Records for processing>
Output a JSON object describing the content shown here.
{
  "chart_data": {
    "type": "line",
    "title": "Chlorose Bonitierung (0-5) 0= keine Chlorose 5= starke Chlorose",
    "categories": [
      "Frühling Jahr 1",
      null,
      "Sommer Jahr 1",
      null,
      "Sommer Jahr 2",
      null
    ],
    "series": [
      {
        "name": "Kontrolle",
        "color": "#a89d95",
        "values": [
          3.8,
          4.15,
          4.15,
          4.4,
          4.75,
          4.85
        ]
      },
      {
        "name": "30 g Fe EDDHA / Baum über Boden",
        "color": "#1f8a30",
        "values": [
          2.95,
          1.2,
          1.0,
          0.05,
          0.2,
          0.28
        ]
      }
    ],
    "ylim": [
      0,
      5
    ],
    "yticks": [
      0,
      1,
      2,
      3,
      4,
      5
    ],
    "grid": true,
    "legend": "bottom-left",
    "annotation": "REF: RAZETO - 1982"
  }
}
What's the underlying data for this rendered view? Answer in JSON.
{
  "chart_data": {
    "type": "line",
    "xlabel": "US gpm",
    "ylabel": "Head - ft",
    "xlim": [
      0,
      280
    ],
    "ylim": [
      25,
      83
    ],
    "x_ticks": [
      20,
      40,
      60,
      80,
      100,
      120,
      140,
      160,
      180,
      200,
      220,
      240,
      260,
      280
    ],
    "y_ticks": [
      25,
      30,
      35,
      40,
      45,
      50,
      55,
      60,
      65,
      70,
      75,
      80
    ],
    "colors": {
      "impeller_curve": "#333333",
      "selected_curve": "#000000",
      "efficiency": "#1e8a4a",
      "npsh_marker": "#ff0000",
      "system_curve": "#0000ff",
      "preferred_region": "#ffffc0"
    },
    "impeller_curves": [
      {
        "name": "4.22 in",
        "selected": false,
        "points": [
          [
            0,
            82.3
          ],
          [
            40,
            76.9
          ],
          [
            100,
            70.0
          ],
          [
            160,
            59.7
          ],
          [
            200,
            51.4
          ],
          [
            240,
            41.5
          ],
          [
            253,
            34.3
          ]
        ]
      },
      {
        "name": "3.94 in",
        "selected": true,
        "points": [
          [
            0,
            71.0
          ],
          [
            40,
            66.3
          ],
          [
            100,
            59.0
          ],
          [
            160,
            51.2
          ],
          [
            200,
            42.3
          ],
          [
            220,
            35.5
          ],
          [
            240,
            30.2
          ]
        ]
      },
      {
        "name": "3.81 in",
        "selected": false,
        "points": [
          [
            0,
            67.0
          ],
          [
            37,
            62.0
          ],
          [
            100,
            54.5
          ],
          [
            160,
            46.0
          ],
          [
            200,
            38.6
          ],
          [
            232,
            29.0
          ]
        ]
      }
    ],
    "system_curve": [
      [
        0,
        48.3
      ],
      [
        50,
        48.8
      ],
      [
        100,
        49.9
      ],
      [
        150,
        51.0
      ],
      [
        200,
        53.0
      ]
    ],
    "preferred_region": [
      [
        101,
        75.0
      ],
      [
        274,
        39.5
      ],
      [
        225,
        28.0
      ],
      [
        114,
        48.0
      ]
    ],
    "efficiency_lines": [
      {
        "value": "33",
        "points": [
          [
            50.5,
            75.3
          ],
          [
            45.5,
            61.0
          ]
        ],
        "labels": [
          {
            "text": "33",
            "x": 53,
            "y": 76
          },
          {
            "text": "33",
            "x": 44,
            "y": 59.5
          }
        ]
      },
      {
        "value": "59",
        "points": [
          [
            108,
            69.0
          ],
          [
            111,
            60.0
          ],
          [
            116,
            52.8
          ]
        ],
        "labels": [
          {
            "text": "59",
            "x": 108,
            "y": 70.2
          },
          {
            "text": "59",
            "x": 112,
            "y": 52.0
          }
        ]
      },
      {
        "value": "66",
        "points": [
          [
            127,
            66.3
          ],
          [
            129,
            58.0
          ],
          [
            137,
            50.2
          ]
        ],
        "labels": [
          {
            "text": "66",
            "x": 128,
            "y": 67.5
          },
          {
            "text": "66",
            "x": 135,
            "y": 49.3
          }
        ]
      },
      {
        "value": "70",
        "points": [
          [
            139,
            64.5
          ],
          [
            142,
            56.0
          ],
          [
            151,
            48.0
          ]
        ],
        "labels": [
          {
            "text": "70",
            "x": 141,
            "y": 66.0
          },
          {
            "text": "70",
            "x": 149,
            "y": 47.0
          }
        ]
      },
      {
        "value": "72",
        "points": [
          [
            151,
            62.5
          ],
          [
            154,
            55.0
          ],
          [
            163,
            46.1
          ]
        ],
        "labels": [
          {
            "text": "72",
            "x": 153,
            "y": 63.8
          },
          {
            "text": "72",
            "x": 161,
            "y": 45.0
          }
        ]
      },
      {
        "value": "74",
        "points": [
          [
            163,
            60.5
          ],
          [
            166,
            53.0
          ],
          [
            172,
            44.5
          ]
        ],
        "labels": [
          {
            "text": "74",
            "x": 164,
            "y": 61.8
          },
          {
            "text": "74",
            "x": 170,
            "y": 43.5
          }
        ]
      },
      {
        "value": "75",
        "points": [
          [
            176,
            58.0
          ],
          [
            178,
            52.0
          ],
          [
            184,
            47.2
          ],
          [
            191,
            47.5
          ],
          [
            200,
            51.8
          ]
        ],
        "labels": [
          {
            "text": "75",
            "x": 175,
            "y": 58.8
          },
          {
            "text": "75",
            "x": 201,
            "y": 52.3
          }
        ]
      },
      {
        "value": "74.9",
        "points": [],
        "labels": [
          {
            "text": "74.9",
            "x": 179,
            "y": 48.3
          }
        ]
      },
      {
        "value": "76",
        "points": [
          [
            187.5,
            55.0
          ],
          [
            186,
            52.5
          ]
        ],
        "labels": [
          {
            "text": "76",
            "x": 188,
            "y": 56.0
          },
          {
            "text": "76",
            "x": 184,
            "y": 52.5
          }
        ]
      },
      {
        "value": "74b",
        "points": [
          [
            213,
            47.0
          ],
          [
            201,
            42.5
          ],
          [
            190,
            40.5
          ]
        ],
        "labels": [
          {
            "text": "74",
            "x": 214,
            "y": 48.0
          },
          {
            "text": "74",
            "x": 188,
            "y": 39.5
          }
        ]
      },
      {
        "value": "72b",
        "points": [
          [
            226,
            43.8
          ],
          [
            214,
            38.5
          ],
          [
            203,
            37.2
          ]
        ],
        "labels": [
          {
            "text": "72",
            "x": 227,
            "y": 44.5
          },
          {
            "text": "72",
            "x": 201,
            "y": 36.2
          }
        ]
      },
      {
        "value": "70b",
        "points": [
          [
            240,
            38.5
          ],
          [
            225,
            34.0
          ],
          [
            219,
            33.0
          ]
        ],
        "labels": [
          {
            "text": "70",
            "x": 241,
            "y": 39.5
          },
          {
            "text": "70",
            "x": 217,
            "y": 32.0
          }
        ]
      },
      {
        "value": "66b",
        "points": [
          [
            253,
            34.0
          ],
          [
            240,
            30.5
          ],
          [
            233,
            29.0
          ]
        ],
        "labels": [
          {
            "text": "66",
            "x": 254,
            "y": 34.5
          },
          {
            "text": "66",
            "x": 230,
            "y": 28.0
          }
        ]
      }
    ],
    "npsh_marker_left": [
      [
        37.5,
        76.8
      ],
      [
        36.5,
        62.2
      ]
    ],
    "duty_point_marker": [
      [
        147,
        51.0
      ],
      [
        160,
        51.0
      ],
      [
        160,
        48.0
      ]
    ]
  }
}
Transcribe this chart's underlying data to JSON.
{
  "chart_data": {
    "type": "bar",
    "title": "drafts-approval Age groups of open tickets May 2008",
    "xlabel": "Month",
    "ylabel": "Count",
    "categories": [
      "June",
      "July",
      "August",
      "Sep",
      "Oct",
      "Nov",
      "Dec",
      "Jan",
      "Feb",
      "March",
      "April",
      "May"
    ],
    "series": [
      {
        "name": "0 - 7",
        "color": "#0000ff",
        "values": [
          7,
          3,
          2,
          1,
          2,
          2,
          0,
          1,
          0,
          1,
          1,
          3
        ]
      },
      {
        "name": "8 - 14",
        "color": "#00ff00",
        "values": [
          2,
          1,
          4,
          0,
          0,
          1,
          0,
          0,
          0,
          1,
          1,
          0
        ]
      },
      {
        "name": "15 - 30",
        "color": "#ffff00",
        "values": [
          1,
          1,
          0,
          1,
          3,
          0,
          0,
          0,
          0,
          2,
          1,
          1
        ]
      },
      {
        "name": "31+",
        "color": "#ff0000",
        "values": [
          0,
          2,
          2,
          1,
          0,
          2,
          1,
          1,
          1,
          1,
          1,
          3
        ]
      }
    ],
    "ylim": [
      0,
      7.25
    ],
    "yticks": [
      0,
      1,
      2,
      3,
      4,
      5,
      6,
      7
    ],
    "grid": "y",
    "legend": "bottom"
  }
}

What you are asked to do> Copy all lines from the material that hold "underlying".

Finished answer>
What's the underlying data for this rendered view? Answer in JSON.
Transcribe this chart's underlying data to JSON.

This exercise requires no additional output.